[TASK TO CARRY OUT] Repeat each entry exactly and drop the pictures.

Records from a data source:
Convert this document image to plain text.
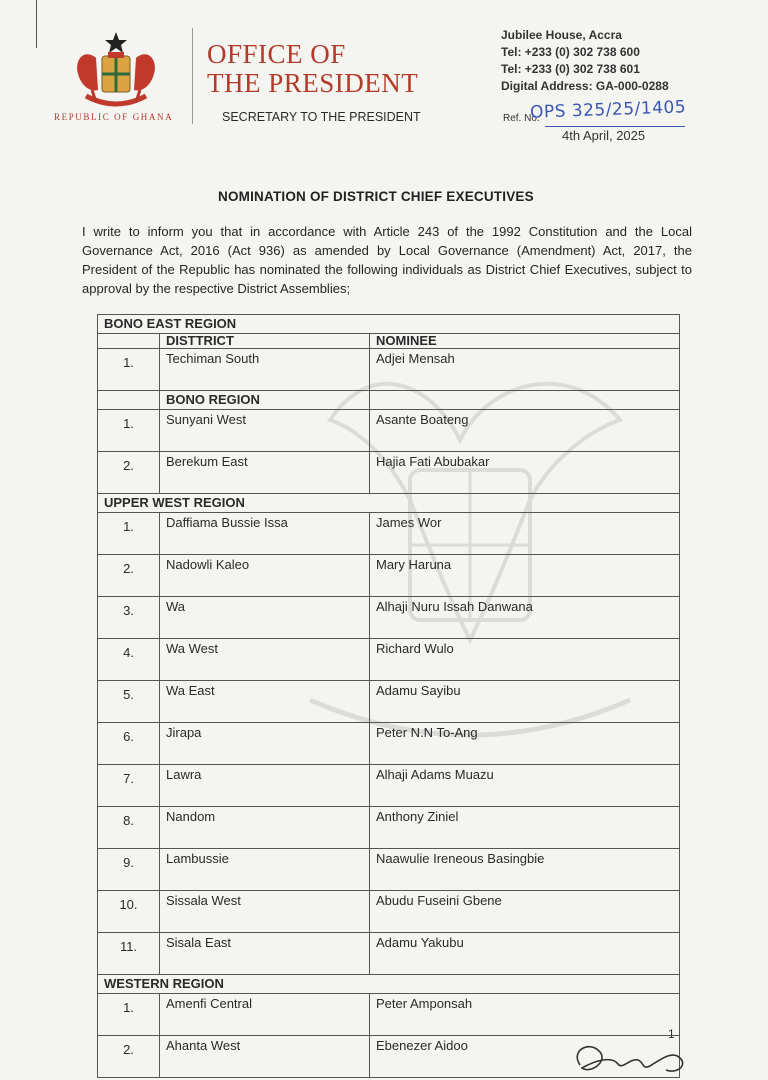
REPUBLIC OF GHANA
OFFICE OF
THE PRESIDENT
SECRETARY TO THE PRESIDENT
Jubilee House, Accra
Tel: +233 (0) 302 738 600
Tel: +233 (0) 302 738 601
Digital Address: GA-000-0288
Ref. No.
OPS 325/25/1405
4th April, 2025
NOMINATION OF DISTRICT CHIEF EXECUTIVES
I write to inform you that in accordance with Article 243 of the 1992 Constitution and the Local Governance Act, 2016 (Act 936) as amended by Local Governance (Amendment) Act, 2017, the President of the Republic has nominated the following individuals as District Chief Executives, subject to approval by the respective District Assemblies;
BONO EAST REGION		
	DISTTRICT	NOMINEE
1.	Techiman South	Adjei Mensah
	BONO REGION	
1.	Sunyani West	Asante Boateng
2.	Berekum East	Hajia Fati Abubakar
UPPER WEST REGION		
1.	Daffiama Bussie Issa	James Wor
2.	Nadowli Kaleo	Mary Haruna
3.	Wa	Alhaji Nuru Issah Danwana
4.	Wa West	Richard Wulo
5.	Wa East	Adamu Sayibu
6.	Jirapa	Peter N.N To-Ang
7.	Lawra	Alhaji Adams Muazu
8.	Nandom	Anthony Ziniel
9.	Lambussie	Naawulie Ireneous Basingbie
10.	Sissala West	Abudu Fuseini Gbene
11.	Sisala East	Adamu Yakubu
WESTERN REGION		
1.	Amenfi Central	Peter Amponsah
2.	Ahanta West	Ebenezer Aidoo
1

[CORRECT OUTPUT]
Convert this document image to plain text.
REPUBLIC OF GHANA
OFFICE OF
THE PRESIDENT
SECRETARY TO THE PRESIDENT
Jubilee House, Accra
Tel: +233 (0) 302 738 600
Tel: +233 (0) 302 738 601
Digital Address: GA-000-0288
Ref. No.
OPS 325/25/1405
4th April, 2025
NOMINATION OF DISTRICT CHIEF EXECUTIVES
I write to inform you that in accordance with Article 243 of the 1992 Constitution and the Local Governance Act, 2016 (Act 936) as amended by Local Governance (Amendment) Act, 2017, the President of the Republic has nominated the following individuals as District Chief Executives, subject to approval by the respective District Assemblies;
BONO EAST REGION		
	DISTTRICT	NOMINEE
1.	Techiman South	Adjei Mensah
	BONO REGION	
1.	Sunyani West	Asante Boateng
2.	Berekum East	Hajia Fati Abubakar
UPPER WEST REGION		
1.	Daffiama Bussie Issa	James Wor
2.	Nadowli Kaleo	Mary Haruna
3.	Wa	Alhaji Nuru Issah Danwana
4.	Wa West	Richard Wulo
5.	Wa East	Adamu Sayibu
6.	Jirapa	Peter N.N To-Ang
7.	Lawra	Alhaji Adams Muazu
8.	Nandom	Anthony Ziniel
9.	Lambussie	Naawulie Ireneous Basingbie
10.	Sissala West	Abudu Fuseini Gbene
11.	Sisala East	Adamu Yakubu
WESTERN REGION		
1.	Amenfi Central	Peter Amponsah
2.	Ahanta West	Ebenezer Aidoo
1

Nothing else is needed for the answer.